Data records
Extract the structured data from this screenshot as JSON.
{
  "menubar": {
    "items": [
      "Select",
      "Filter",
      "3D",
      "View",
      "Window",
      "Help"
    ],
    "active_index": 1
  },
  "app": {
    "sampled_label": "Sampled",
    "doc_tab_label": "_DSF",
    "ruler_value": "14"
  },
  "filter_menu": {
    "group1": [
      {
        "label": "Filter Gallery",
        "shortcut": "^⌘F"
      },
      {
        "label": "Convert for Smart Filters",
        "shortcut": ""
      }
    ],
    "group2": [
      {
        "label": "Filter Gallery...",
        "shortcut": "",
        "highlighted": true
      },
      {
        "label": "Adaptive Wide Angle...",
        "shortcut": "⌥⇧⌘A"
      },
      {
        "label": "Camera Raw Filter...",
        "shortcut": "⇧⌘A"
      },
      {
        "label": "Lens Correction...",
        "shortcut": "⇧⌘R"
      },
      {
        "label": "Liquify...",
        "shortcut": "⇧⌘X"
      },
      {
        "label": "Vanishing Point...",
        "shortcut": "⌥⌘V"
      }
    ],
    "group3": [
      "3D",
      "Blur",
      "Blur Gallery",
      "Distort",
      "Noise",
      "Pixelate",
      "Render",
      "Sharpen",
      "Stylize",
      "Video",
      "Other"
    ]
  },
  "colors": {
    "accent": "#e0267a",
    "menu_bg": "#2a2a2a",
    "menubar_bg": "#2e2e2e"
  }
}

Your task -> Locate all lines that include the word "Gallery" and copy them out.

The answer ->
        "label": "Filter Gallery",
        "label": "Filter Gallery...",
      "Blur Gallery",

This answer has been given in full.